--- Provided material ---

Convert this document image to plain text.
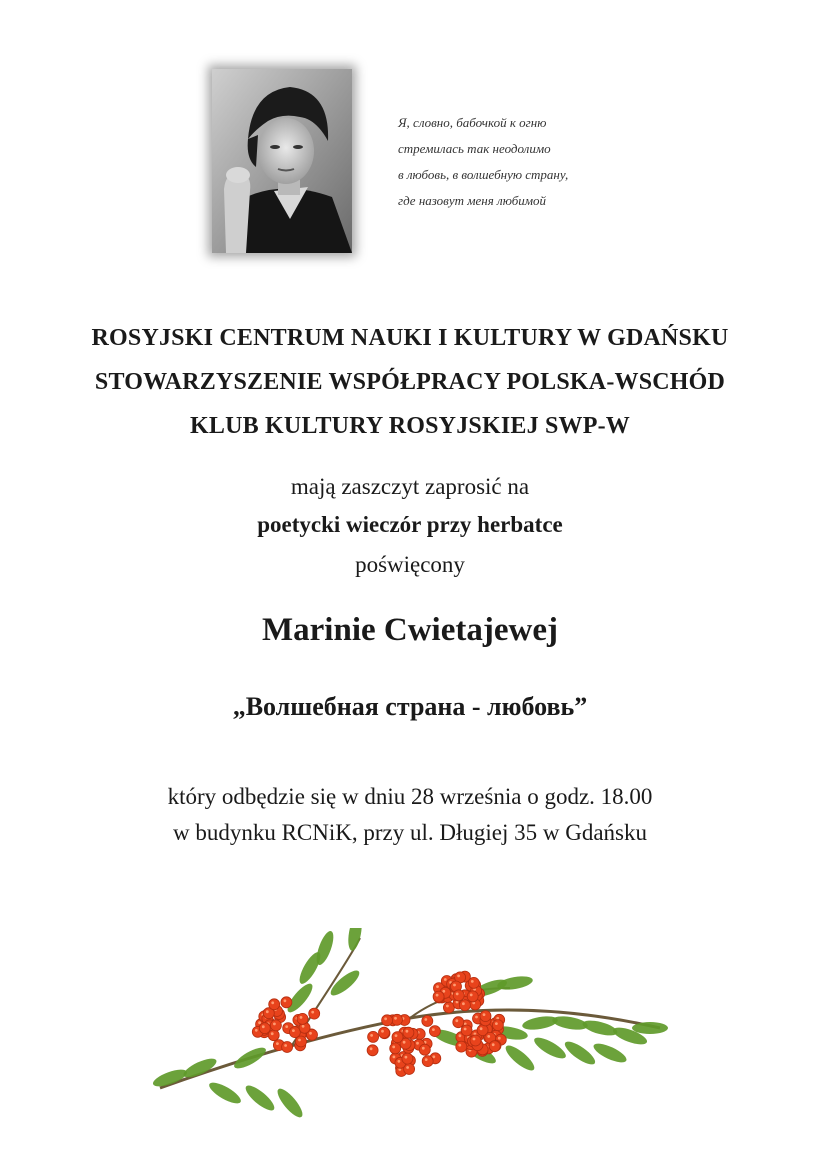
Я, словно, бабочкой к огню
стремилась так неодолимо
в любовь, в волшебную страну,
где назовут меня любимой
ROSYJSKI CENTRUM NAUKI I KULTURY W GDAŃSKU
STOWARZYSZENIE WSPÓŁPRACY POLSKA-WSCHÓD
KLUB KULTURY ROSYJSKIEJ SWP-W
mają zaszczyt zaprosić na
poetycki wieczór przy herbatce
poświęcony
Marinie Cwietajewej
„Волшебная страна - любовь”
który odbędzie się w dniu 28 września o godz. 18.00
w budynku RCNiK, przy ul. Długiej 35 w Gdańsku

---

Aim of the task:
Above are the records. Copy every line in them holding "любовь".

Output below:
в любовь, в волшебную страну,
„Волшебная страна - любовь”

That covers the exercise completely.